=== TASK DATA ===
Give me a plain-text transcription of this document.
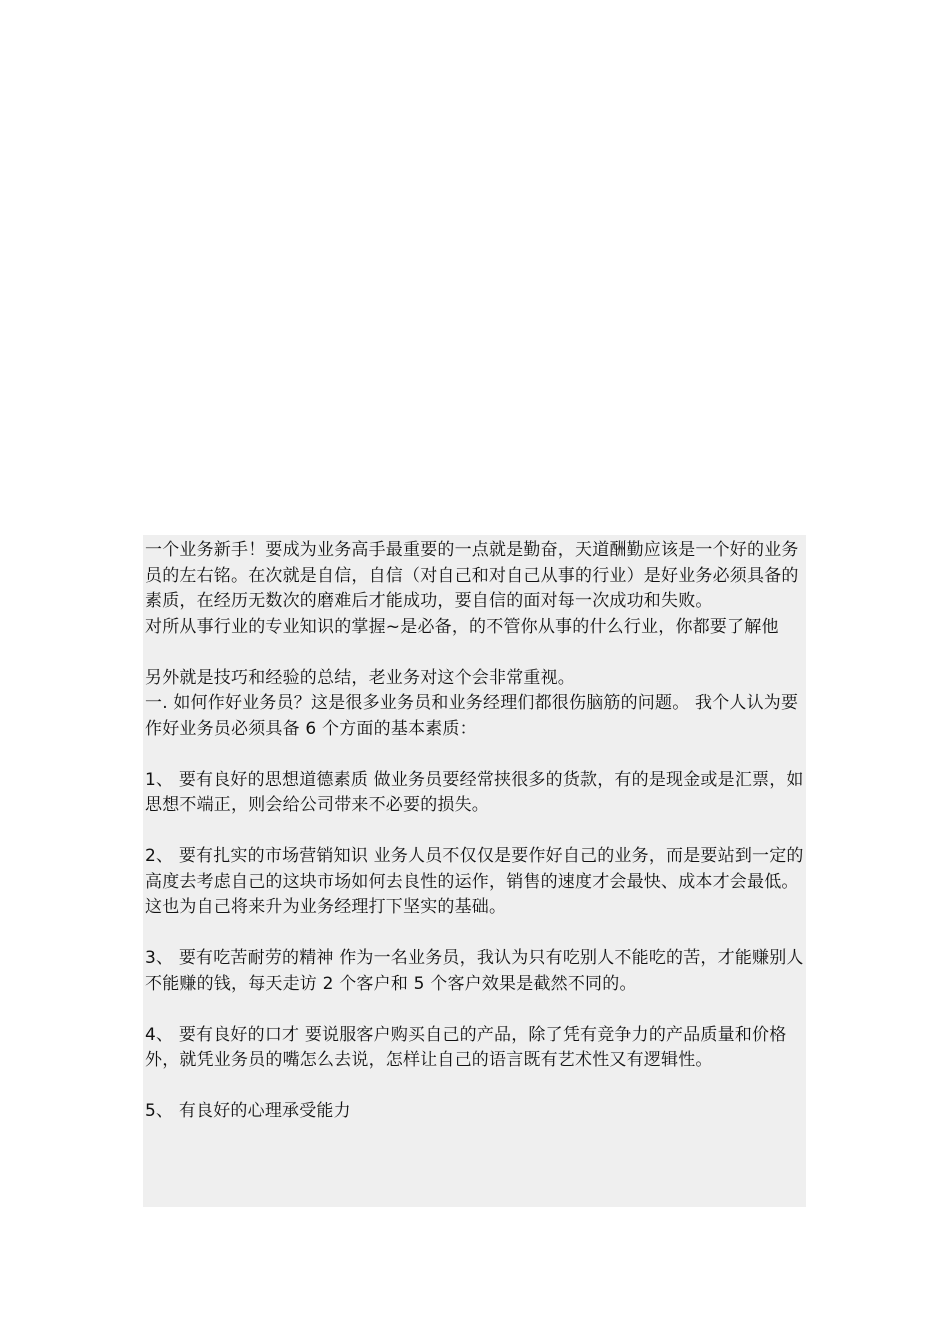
一个业务新手！要成为业务高手最重要的一点就是勤奋，天道酬勤应该是一个好的业务员的左右铭。在次就是自信，自信（对自己和对自己从事的行业）是好业务必须具备的素质，在经历无数次的磨难后才能成功，要自信的面对每一次成功和失败。

对所从事行业的专业知识的掌握~是必备，的不管你从事的什么行业，你都要了解他

另外就是技巧和经验的总结，老业务对这个会非常重视。

一. 如何作好业务员？这是很多业务员和业务经理们都很伤脑筋的问题。 我个人认为要作好业务员必须具备 6 个方面的基本素质：

1、 要有良好的思想道德素质 做业务员要经常挟很多的货款，有的是现金或是汇票，如思想不端正，则会给公司带来不必要的损失。

2、 要有扎实的市场营销知识 业务人员不仅仅是要作好自己的业务，而是要站到一定的高度去考虑自己的这块市场如何去良性的运作，销售的速度才会最快、成本才会最低。这也为自己将来升为业务经理打下坚实的基础。

3、 要有吃苦耐劳的精神 作为一名业务员，我认为只有吃别人不能吃的苦，才能赚别人不能赚的钱，每天走访 2 个客户和 5 个客户效果是截然不同的。

4、 要有良好的口才 要说服客户购买自己的产品，除了凭有竞争力的产品质量和价格外，就凭业务员的嘴怎么去说，怎样让自己的语言既有艺术性又有逻辑性。

5、 有良好的心理承受能力
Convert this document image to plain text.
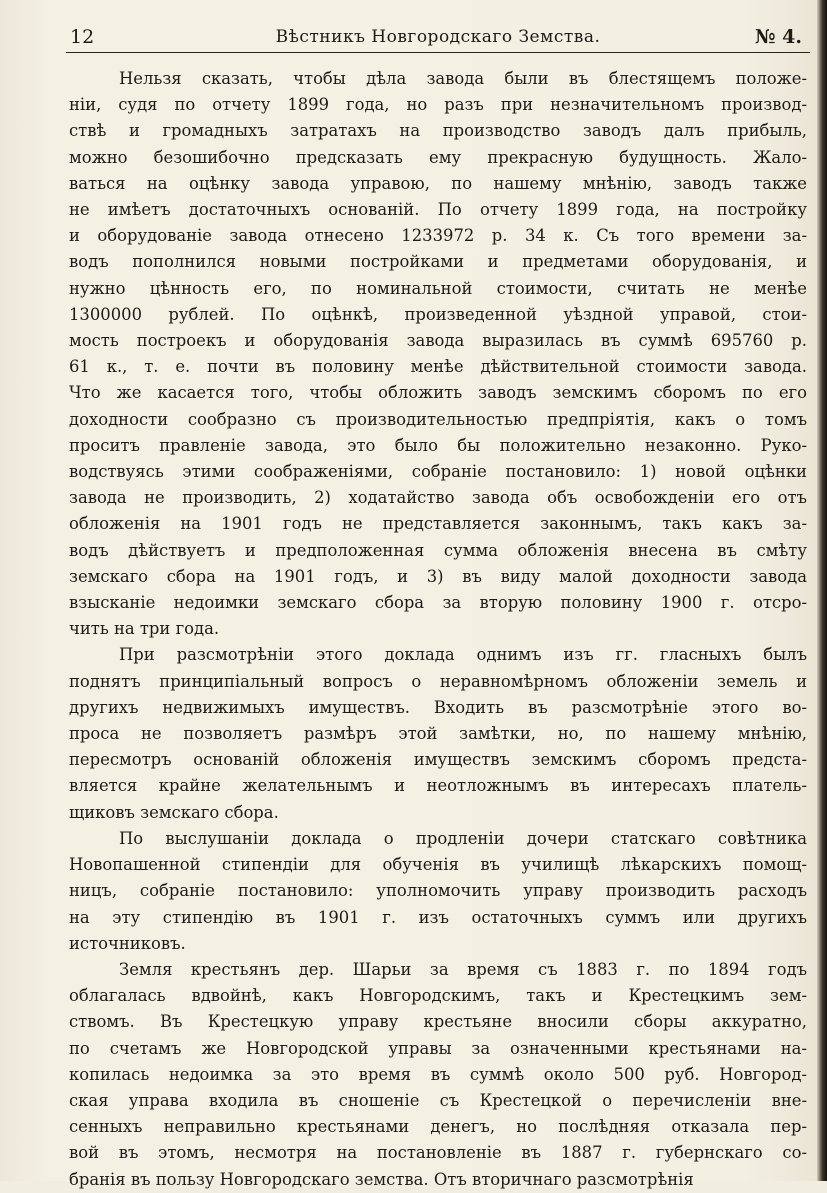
12	Вѣстникъ Новгородскаго Земства.	№ 4.

Нельзя сказать, чтобы дѣла завода были въ блестящемъ положе-
нiи, судя по отчету 1899 года, но разъ при незначительномъ производ-
ствѣ и громадныхъ затратахъ на производство заводъ далъ прибыль,
можно безошибочно предсказать ему прекрасную будущность. Жало-
ваться на оцѣнку завода управою, по нашему мнѣнiю, заводъ также
не имѣетъ достаточныхъ основанiй. По отчету 1899 года, на постройку
и оборудованiе завода отнесено 1233972 р. 34 к. Съ того времени за-
водъ пополнился новыми постройками и предметами оборудованiя, и
нужно цѣнность его, по номинальной стоимости, считать не менѣе
1300000 рублей. По оцѣнкѣ, произведенной уѣздной управой, стои-
мость построекъ и оборудованiя завода выразилась въ суммѣ 695760 р.
61 к., т. е. почти въ половину менѣе дѣйствительной стоимости завода.
Что же касается того, чтобы обложить заводъ земскимъ сборомъ по его
доходности сообразно съ производительностью предпрiятiя, какъ о томъ
проситъ правленiе завода, это было бы положительно незаконно. Руко-
водствуясь этими соображенiями, собранiе постановило: 1) новой оцѣнки
завода не производить, 2) ходатайство завода объ освобожденiи его отъ
обложенiя на 1901 годъ не представляется законнымъ, такъ какъ за-
водъ дѣйствуетъ и предположенная сумма обложенiя внесена въ смѣту
земскаго сбора на 1901 годъ, и 3) въ виду малой доходности завода
взысканiе недоимки земскаго сбора за вторую половину 1900 г. отсро-
чить на три года.

При разсмотрѣнiи этого доклада однимъ изъ гг. гласныхъ былъ
поднятъ принципiальный вопросъ о неравномѣрномъ обложенiи земель и
другихъ недвижимыхъ имуществъ. Входить въ разсмотрѣнiе этого во-
проса не позволяетъ размѣръ этой замѣтки, но, по нашему мнѣнiю,
пересмотръ основанiй обложенiя имуществъ земскимъ сборомъ предста-
вляется крайне желательнымъ и неотложнымъ въ интересахъ платель-
щиковъ земскаго сбора.

По выслушанiи доклада о продленiи дочери статскаго совѣтника
Новопашенной стипендiи для обученiя въ училищѣ лѣкарскихъ помощ-
ницъ, собранiе постановило: уполномочить управу производить расходъ
на эту стипендiю въ 1901 г. изъ остаточныхъ суммъ или другихъ
источниковъ.

Земля крестьянъ дер. Шарьи за время съ 1883 г. по 1894 годъ
облагалась вдвойнѣ, какъ Новгородскимъ, такъ и Крестецкимъ зем-
ствомъ. Въ Крестецкую управу крестьяне вносили сборы аккуратно,
по счетамъ же Новгородской управы за означенными крестьянами на-
копилась недоимка за это время въ суммѣ около 500 руб. Новгород-
ская управа входила въ сношенiе съ Крестецкой о перечисленiи вне-
сенныхъ неправильно крестьянами денегъ, но послѣдняя отказала пер-
вой въ этомъ, несмотря на постановленiе въ 1887 г. губернскаго со-
бранiя въ пользу Новгородскаго земства. Отъ вторичнаго разсмотрѣнiя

=== TASK INSTRUCTIONS ===
Images should not appear in the copy; retype the listing above exactly.

=== REPLY ===
Give me a plain-text transcription of this document.
一个业务新手！要成为业务高手最重要的一点就是勤奋，天道酬勤应该是一个好的业务员的左右铭。在次就是自信，自信（对自己和对自己从事的行业）是好业务必须具备的素质，在经历无数次的磨难后才能成功，要自信的面对每一次成功和失败。

对所从事行业的专业知识的掌握~是必备，的不管你从事的什么行业，你都要了解他

另外就是技巧和经验的总结，老业务对这个会非常重视。

一. 如何作好业务员？这是很多业务员和业务经理们都很伤脑筋的问题。 我个人认为要作好业务员必须具备 6 个方面的基本素质：

1、 要有良好的思想道德素质 做业务员要经常挟很多的货款，有的是现金或是汇票，如思想不端正，则会给公司带来不必要的损失。

2、 要有扎实的市场营销知识 业务人员不仅仅是要作好自己的业务，而是要站到一定的高度去考虑自己的这块市场如何去良性的运作，销售的速度才会最快、成本才会最低。这也为自己将来升为业务经理打下坚实的基础。

3、 要有吃苦耐劳的精神 作为一名业务员，我认为只有吃别人不能吃的苦，才能赚别人不能赚的钱，每天走访 2 个客户和 5 个客户效果是截然不同的。

4、 要有良好的口才 要说服客户购买自己的产品，除了凭有竞争力的产品质量和价格外，就凭业务员的嘴怎么去说，怎样让自己的语言既有艺术性又有逻辑性。

5、 有良好的心理承受能力
Convert this document image to plain text.
12	Вѣстникъ Новгородскаго Земства.	№ 4.

Нельзя сказать, чтобы дѣла завода были въ блестящемъ положе-
нiи, судя по отчету 1899 года, но разъ при незначительномъ производ-
ствѣ и громадныхъ затратахъ на производство заводъ далъ прибыль,
можно безошибочно предсказать ему прекрасную будущность. Жало-
ваться на оцѣнку завода управою, по нашему мнѣнiю, заводъ также
не имѣетъ достаточныхъ основанiй. По отчету 1899 года, на постройку
и оборудованiе завода отнесено 1233972 р. 34 к. Съ того времени за-
водъ пополнился новыми постройками и предметами оборудованiя, и
нужно цѣнность его, по номинальной стоимости, считать не менѣе
1300000 рублей. По оцѣнкѣ, произведенной уѣздной управой, стои-
мость построекъ и оборудованiя завода выразилась въ суммѣ 695760 р.
61 к., т. е. почти въ половину менѣе дѣйствительной стоимости завода.
Что же касается того, чтобы обложить заводъ земскимъ сборомъ по его
доходности сообразно съ производительностью предпрiятiя, какъ о томъ
проситъ правленiе завода, это было бы положительно незаконно. Руко-
водствуясь этими соображенiями, собранiе постановило: 1) новой оцѣнки
завода не производить, 2) ходатайство завода объ освобожденiи его отъ
обложенiя на 1901 годъ не представляется законнымъ, такъ какъ за-
водъ дѣйствуетъ и предположенная сумма обложенiя внесена въ смѣту
земскаго сбора на 1901 годъ, и 3) въ виду малой доходности завода
взысканiе недоимки земскаго сбора за вторую половину 1900 г. отсро-
чить на три года.

При разсмотрѣнiи этого доклада однимъ изъ гг. гласныхъ былъ
поднятъ принципiальный вопросъ о неравномѣрномъ обложенiи земель и
другихъ недвижимыхъ имуществъ. Входить въ разсмотрѣнiе этого во-
проса не позволяетъ размѣръ этой замѣтки, но, по нашему мнѣнiю,
пересмотръ основанiй обложенiя имуществъ земскимъ сборомъ предста-
вляется крайне желательнымъ и неотложнымъ въ интересахъ платель-
щиковъ земскаго сбора.

По выслушанiи доклада о продленiи дочери статскаго совѣтника
Новопашенной стипендiи для обученiя въ училищѣ лѣкарскихъ помощ-
ницъ, собранiе постановило: уполномочить управу производить расходъ
на эту стипендiю въ 1901 г. изъ остаточныхъ суммъ или другихъ
источниковъ.

Земля крестьянъ дер. Шарьи за время съ 1883 г. по 1894 годъ
облагалась вдвойнѣ, какъ Новгородскимъ, такъ и Крестецкимъ зем-
ствомъ. Въ Крестецкую управу крестьяне вносили сборы аккуратно,
по счетамъ же Новгородской управы за означенными крестьянами на-
копилась недоимка за это время въ суммѣ около 500 руб. Новгород-
ская управа входила въ сношенiе съ Крестецкой о перечисленiи вне-
сенныхъ неправильно крестьянами денегъ, но послѣдняя отказала пер-
вой въ этомъ, несмотря на постановленiе въ 1887 г. губернскаго со-
бранiя въ пользу Новгородскаго земства. Отъ вторичнаго разсмотрѣнiя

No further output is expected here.